### PROMPT
Your answer must be the full set of entries, repeated exactly.

### RECORDS FOR THIS TASK
______
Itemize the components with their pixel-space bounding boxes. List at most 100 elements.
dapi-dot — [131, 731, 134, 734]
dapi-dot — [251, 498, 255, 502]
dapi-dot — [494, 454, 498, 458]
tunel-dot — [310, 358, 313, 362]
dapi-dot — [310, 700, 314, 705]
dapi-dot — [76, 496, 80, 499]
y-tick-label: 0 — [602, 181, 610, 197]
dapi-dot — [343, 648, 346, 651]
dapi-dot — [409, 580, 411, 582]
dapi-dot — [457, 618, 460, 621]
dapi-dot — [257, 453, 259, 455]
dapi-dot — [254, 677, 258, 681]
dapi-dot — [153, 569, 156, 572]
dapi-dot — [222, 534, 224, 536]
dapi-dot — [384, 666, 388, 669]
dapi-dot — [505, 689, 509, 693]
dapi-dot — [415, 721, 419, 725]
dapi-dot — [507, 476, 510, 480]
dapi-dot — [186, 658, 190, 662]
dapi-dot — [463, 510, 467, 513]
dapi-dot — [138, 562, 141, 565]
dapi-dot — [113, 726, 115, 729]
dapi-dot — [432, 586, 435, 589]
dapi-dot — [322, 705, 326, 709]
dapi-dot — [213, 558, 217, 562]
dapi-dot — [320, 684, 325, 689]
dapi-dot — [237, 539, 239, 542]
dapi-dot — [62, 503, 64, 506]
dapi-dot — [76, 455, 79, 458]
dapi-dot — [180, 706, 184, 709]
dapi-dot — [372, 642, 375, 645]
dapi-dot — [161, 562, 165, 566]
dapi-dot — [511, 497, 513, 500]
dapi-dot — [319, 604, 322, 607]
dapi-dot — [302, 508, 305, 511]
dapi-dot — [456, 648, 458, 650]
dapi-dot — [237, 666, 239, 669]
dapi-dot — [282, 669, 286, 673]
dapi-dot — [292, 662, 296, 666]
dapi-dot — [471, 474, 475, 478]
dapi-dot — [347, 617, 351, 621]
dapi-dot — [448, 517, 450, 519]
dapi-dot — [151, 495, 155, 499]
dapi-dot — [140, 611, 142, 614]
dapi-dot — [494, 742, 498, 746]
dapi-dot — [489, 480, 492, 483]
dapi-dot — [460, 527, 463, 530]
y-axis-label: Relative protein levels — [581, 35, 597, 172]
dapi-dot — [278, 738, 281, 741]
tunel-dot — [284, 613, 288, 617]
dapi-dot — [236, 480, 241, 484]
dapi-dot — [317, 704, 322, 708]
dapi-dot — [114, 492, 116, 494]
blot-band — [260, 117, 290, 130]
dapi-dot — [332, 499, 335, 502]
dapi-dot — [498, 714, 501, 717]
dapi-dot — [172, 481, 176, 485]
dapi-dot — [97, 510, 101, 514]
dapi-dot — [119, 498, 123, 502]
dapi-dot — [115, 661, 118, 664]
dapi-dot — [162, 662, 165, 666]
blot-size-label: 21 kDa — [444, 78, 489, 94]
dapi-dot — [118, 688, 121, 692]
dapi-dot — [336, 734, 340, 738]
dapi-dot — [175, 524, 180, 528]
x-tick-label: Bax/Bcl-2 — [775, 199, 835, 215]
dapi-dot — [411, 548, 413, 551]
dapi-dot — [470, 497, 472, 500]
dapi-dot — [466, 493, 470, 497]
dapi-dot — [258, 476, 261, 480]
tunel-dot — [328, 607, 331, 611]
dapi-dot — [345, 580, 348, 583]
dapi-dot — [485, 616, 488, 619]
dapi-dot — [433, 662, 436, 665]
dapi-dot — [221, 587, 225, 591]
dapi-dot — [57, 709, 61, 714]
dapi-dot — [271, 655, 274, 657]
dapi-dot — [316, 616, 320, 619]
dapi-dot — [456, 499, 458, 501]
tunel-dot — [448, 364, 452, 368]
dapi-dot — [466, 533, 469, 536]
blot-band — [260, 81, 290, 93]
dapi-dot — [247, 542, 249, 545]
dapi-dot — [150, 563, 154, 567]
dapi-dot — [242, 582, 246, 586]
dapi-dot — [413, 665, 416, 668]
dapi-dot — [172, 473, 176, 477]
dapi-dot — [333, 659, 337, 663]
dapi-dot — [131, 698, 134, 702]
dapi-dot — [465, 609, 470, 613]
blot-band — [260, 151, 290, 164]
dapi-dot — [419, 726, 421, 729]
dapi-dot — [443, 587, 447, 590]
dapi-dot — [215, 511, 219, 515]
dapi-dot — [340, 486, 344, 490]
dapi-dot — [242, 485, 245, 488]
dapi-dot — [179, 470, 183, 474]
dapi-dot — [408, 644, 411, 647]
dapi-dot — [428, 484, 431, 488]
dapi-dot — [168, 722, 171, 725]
______
### TASK RESPONSE
Itemize the components with their pixel-space bounding boxes. List at most 100 elements.
dapi-dot — [131, 731, 134, 734]
dapi-dot — [251, 498, 255, 502]
dapi-dot — [494, 454, 498, 458]
tunel-dot — [310, 358, 313, 362]
dapi-dot — [310, 700, 314, 705]
dapi-dot — [76, 496, 80, 499]
y-tick-label: 0 — [602, 181, 610, 197]
dapi-dot — [343, 648, 346, 651]
dapi-dot — [409, 580, 411, 582]
dapi-dot — [457, 618, 460, 621]
dapi-dot — [257, 453, 259, 455]
dapi-dot — [254, 677, 258, 681]
dapi-dot — [153, 569, 156, 572]
dapi-dot — [222, 534, 224, 536]
dapi-dot — [384, 666, 388, 669]
dapi-dot — [505, 689, 509, 693]
dapi-dot — [415, 721, 419, 725]
dapi-dot — [507, 476, 510, 480]
dapi-dot — [186, 658, 190, 662]
dapi-dot — [463, 510, 467, 513]
dapi-dot — [138, 562, 141, 565]
dapi-dot — [113, 726, 115, 729]
dapi-dot — [432, 586, 435, 589]
dapi-dot — [322, 705, 326, 709]
dapi-dot — [213, 558, 217, 562]
dapi-dot — [320, 684, 325, 689]
dapi-dot — [237, 539, 239, 542]
dapi-dot — [62, 503, 64, 506]
dapi-dot — [76, 455, 79, 458]
dapi-dot — [180, 706, 184, 709]
dapi-dot — [372, 642, 375, 645]
dapi-dot — [161, 562, 165, 566]
dapi-dot — [511, 497, 513, 500]
dapi-dot — [319, 604, 322, 607]
dapi-dot — [302, 508, 305, 511]
dapi-dot — [456, 648, 458, 650]
dapi-dot — [237, 666, 239, 669]
dapi-dot — [282, 669, 286, 673]
dapi-dot — [292, 662, 296, 666]
dapi-dot — [471, 474, 475, 478]
dapi-dot — [347, 617, 351, 621]
dapi-dot — [448, 517, 450, 519]
dapi-dot — [151, 495, 155, 499]
dapi-dot — [140, 611, 142, 614]
dapi-dot — [494, 742, 498, 746]
dapi-dot — [489, 480, 492, 483]
dapi-dot — [460, 527, 463, 530]
y-axis-label: Relative protein levels — [581, 35, 597, 172]
dapi-dot — [278, 738, 281, 741]
tunel-dot — [284, 613, 288, 617]
dapi-dot — [236, 480, 241, 484]
dapi-dot — [317, 704, 322, 708]
dapi-dot — [114, 492, 116, 494]
blot-band — [260, 117, 290, 130]
dapi-dot — [332, 499, 335, 502]
dapi-dot — [498, 714, 501, 717]
dapi-dot — [172, 481, 176, 485]
dapi-dot — [97, 510, 101, 514]
dapi-dot — [119, 498, 123, 502]
dapi-dot — [115, 661, 118, 664]
dapi-dot — [162, 662, 165, 666]
blot-size-label: 21 kDa — [444, 78, 489, 94]
dapi-dot — [118, 688, 121, 692]
dapi-dot — [336, 734, 340, 738]
dapi-dot — [175, 524, 180, 528]
x-tick-label: Bax/Bcl-2 — [775, 199, 835, 215]
dapi-dot — [411, 548, 413, 551]
dapi-dot — [470, 497, 472, 500]
dapi-dot — [466, 493, 470, 497]
dapi-dot — [258, 476, 261, 480]
tunel-dot — [328, 607, 331, 611]
dapi-dot — [345, 580, 348, 583]
dapi-dot — [485, 616, 488, 619]
dapi-dot — [433, 662, 436, 665]
dapi-dot — [221, 587, 225, 591]
dapi-dot — [57, 709, 61, 714]
dapi-dot — [271, 655, 274, 657]
dapi-dot — [316, 616, 320, 619]
dapi-dot — [456, 499, 458, 501]
tunel-dot — [448, 364, 452, 368]
dapi-dot — [466, 533, 469, 536]
blot-band — [260, 81, 290, 93]
dapi-dot — [247, 542, 249, 545]
dapi-dot — [150, 563, 154, 567]
dapi-dot — [242, 582, 246, 586]
dapi-dot — [413, 665, 416, 668]
dapi-dot — [172, 473, 176, 477]
dapi-dot — [333, 659, 337, 663]
dapi-dot — [131, 698, 134, 702]
dapi-dot — [465, 609, 470, 613]
blot-band — [260, 151, 290, 164]
dapi-dot — [419, 726, 421, 729]
dapi-dot — [443, 587, 447, 590]
dapi-dot — [215, 511, 219, 515]
dapi-dot — [340, 486, 344, 490]
dapi-dot — [242, 485, 245, 488]
dapi-dot — [179, 470, 183, 474]
dapi-dot — [408, 644, 411, 647]
dapi-dot — [428, 484, 431, 488]
dapi-dot — [168, 722, 171, 725]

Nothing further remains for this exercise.